* _Short problem_
Check the listing below for lines with the word "在平面直角坐标系中" and say how many there are, with nothing but the number.

Saved entries:
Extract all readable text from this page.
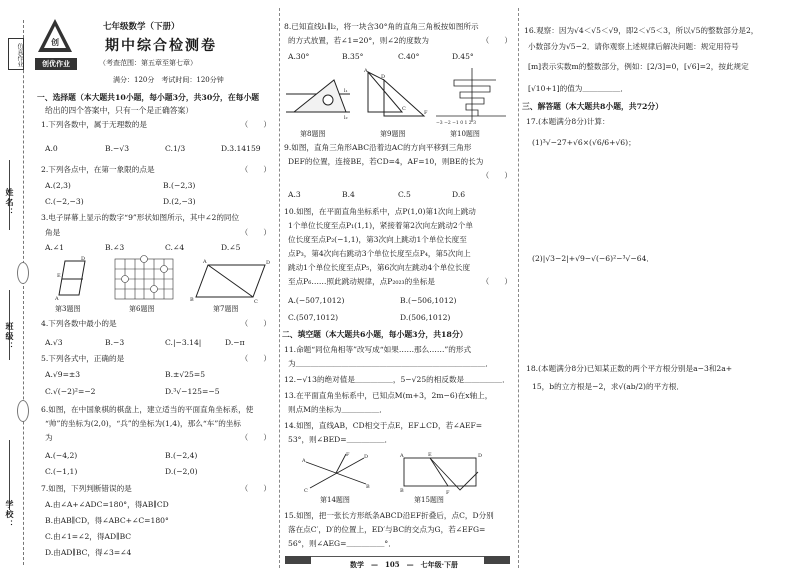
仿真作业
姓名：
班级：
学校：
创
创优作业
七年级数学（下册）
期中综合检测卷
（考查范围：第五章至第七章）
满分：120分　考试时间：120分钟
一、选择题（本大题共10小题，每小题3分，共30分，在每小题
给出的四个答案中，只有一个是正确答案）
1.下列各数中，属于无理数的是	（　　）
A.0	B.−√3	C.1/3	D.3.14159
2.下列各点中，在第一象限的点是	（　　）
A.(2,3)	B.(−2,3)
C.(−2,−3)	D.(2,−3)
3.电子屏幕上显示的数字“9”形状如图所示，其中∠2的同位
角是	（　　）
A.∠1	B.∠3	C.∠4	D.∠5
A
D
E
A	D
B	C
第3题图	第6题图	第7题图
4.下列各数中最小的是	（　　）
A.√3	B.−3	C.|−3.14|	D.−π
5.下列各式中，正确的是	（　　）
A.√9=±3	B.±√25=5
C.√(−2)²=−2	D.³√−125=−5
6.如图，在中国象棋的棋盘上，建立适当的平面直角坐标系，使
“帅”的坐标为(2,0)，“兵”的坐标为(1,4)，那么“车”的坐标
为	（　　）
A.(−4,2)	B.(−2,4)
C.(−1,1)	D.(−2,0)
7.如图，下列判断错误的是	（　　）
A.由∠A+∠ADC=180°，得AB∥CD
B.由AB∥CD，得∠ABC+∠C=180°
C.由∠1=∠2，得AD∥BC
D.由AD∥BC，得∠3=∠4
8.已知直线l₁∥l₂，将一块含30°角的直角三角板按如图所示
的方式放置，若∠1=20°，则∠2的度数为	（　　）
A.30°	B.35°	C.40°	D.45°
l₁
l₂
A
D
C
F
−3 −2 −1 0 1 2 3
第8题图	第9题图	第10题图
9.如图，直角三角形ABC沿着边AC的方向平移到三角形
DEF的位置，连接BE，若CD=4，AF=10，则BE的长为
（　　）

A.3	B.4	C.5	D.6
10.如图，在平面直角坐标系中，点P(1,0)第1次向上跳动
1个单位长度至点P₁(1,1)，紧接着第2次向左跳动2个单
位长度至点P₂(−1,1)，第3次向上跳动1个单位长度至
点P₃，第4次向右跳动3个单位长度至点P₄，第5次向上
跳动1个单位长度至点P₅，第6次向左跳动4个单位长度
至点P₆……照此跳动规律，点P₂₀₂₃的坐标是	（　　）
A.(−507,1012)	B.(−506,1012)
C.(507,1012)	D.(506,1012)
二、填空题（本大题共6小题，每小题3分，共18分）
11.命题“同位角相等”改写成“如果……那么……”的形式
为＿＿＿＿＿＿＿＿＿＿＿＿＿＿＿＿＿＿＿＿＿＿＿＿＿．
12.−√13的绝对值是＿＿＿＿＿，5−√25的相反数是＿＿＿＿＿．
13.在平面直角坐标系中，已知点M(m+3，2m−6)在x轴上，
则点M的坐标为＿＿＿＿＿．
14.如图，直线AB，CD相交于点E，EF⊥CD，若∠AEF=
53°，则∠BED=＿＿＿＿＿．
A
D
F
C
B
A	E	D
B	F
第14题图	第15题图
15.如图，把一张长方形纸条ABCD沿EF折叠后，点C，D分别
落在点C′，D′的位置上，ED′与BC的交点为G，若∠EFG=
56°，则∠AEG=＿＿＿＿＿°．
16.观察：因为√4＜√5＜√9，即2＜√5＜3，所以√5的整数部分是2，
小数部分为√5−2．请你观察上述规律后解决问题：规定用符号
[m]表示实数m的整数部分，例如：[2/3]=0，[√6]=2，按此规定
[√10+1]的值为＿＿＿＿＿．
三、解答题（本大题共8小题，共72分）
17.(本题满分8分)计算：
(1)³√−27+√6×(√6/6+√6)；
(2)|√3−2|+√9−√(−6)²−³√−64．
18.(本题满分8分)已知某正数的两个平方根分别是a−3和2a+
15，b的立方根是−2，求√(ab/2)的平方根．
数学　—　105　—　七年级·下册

* _Answer in full_
2